Your instructions ->
Write each line exactly as it stands, from the line containing "Type out the text in this image." through the end of the data.
===
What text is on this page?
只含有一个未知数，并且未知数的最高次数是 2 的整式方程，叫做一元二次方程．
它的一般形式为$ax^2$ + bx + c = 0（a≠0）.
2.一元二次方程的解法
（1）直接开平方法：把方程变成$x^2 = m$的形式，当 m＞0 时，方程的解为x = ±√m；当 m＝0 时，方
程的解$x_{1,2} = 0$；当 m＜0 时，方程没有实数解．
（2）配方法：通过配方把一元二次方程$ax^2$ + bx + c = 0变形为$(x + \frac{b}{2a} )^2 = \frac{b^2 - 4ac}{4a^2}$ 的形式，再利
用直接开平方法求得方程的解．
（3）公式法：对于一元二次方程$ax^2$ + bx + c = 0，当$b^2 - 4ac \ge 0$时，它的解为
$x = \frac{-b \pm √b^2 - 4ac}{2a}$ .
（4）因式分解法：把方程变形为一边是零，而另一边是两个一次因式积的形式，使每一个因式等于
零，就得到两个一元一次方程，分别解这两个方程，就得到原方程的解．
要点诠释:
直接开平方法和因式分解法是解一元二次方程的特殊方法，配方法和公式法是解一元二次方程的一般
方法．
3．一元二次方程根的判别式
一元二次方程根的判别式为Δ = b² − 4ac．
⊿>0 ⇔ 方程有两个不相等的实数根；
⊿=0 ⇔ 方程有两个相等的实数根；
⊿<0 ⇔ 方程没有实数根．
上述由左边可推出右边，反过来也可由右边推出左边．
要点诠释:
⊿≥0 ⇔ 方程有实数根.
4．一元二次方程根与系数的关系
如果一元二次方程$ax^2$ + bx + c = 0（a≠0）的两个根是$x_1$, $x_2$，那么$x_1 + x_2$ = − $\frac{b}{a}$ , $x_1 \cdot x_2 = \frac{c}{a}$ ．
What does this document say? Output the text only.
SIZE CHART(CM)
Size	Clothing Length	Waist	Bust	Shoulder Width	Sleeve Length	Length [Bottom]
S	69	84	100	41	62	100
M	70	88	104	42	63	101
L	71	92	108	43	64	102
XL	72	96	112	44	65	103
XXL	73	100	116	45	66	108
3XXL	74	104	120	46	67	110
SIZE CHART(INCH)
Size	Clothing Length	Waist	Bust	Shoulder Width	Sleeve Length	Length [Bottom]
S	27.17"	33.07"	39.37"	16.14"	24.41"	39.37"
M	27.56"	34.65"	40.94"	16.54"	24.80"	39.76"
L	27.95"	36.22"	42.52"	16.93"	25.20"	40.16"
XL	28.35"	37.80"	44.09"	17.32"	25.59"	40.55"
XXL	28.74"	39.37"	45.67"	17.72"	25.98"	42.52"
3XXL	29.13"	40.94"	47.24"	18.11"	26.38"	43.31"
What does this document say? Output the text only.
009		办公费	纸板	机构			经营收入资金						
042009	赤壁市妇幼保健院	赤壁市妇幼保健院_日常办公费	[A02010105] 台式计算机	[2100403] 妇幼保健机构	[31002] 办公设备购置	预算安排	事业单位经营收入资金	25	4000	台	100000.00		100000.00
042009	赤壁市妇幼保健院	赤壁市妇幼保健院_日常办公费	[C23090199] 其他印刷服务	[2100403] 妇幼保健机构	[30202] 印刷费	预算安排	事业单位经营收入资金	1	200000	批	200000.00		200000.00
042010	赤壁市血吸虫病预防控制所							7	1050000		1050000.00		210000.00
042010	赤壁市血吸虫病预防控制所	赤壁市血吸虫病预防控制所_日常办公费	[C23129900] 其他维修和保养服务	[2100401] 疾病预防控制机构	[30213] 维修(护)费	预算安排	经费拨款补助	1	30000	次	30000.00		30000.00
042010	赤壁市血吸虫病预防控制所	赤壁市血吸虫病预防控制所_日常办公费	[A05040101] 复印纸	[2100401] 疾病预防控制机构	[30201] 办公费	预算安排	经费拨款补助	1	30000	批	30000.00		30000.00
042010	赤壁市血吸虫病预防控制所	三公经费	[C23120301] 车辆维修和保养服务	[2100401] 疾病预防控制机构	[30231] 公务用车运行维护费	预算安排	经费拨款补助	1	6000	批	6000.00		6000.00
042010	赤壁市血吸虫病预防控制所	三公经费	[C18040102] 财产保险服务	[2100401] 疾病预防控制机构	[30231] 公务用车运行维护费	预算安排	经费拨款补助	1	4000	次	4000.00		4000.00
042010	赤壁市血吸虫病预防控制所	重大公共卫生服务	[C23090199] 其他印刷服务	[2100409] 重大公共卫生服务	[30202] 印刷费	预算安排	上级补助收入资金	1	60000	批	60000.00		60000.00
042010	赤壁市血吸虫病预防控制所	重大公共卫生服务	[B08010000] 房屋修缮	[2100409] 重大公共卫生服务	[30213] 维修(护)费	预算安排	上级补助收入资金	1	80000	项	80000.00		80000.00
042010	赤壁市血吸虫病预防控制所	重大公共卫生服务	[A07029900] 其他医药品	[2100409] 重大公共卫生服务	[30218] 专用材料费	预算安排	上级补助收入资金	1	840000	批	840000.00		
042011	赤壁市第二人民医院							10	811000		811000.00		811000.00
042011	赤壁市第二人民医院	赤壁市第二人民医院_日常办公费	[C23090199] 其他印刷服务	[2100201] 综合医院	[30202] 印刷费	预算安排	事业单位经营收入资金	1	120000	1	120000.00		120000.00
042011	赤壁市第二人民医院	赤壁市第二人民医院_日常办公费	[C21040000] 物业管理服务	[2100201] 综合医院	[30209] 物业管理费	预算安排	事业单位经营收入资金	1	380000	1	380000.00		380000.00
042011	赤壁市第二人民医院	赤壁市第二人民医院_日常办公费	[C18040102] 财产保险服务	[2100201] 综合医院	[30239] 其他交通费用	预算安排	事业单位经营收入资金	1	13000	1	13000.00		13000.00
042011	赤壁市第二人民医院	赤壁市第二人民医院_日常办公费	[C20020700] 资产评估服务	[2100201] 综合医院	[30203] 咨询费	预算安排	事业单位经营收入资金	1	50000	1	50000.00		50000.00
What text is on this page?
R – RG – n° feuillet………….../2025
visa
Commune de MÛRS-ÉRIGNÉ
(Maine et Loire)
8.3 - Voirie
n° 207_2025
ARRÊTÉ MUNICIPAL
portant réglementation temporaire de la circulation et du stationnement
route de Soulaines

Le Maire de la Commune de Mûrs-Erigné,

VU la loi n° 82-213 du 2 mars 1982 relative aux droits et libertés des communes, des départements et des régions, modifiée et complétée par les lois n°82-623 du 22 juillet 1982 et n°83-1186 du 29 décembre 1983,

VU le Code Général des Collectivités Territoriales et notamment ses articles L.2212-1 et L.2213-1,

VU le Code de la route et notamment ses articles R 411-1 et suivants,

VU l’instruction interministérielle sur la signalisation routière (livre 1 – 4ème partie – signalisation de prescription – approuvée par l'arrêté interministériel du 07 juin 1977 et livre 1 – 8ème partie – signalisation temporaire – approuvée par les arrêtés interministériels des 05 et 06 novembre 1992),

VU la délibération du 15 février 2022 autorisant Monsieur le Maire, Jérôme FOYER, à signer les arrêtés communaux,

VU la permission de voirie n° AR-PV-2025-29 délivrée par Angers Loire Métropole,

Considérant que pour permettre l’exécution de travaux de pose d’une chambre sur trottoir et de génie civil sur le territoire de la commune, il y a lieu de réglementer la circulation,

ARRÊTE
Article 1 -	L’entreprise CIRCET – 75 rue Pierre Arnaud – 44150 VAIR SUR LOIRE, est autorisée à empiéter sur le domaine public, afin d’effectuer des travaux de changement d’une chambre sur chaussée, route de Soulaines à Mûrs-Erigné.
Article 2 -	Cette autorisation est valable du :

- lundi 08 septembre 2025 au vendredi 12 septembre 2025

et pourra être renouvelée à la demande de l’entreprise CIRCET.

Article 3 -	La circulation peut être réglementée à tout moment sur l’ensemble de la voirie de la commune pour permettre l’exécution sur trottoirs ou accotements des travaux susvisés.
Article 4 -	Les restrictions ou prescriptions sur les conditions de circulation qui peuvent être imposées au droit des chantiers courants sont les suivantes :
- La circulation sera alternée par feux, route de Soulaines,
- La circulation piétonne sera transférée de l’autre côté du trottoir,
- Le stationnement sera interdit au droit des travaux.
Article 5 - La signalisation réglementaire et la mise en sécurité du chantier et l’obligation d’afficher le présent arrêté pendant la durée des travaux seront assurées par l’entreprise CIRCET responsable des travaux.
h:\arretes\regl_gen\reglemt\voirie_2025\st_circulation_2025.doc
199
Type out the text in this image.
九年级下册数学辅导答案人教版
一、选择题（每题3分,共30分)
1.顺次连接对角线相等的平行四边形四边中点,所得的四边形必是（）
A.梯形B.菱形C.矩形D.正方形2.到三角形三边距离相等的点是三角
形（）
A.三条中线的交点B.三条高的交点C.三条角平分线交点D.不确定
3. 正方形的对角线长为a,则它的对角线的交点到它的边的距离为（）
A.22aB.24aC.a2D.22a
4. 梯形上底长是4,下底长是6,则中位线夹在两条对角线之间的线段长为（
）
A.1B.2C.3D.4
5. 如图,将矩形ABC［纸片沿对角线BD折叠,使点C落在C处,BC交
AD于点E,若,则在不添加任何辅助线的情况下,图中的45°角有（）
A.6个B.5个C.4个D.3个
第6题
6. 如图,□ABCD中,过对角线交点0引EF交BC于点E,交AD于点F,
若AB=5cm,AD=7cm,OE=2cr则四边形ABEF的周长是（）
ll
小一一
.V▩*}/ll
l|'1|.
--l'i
===
Correct result ->
Type out the text in this image.
九年级下册数学辅导答案人教版
一、选择题（每题3分,共30分)
1.顺次连接对角线相等的平行四边形四边中点,所得的四边形必是（）
A.梯形B.菱形C.矩形D.正方形2.到三角形三边距离相等的点是三角
形（）
A.三条中线的交点B.三条高的交点C.三条角平分线交点D.不确定
3. 正方形的对角线长为a,则它的对角线的交点到它的边的距离为（）
A.22aB.24aC.a2D.22a
4. 梯形上底长是4,下底长是6,则中位线夹在两条对角线之间的线段长为（
）
A.1B.2C.3D.4
5. 如图,将矩形ABC［纸片沿对角线BD折叠,使点C落在C处,BC交
AD于点E,若,则在不添加任何辅助线的情况下,图中的45°角有（）
A.6个B.5个C.4个D.3个
第6题
6. 如图,□ABCD中,过对角线交点0引EF交BC于点E,交AD于点F,
若AB=5cm,AD=7cm,OE=2cr则四边形ABEF的周长是（）
ll
小一一
.V▩*}/ll
l|'1|.
--l'i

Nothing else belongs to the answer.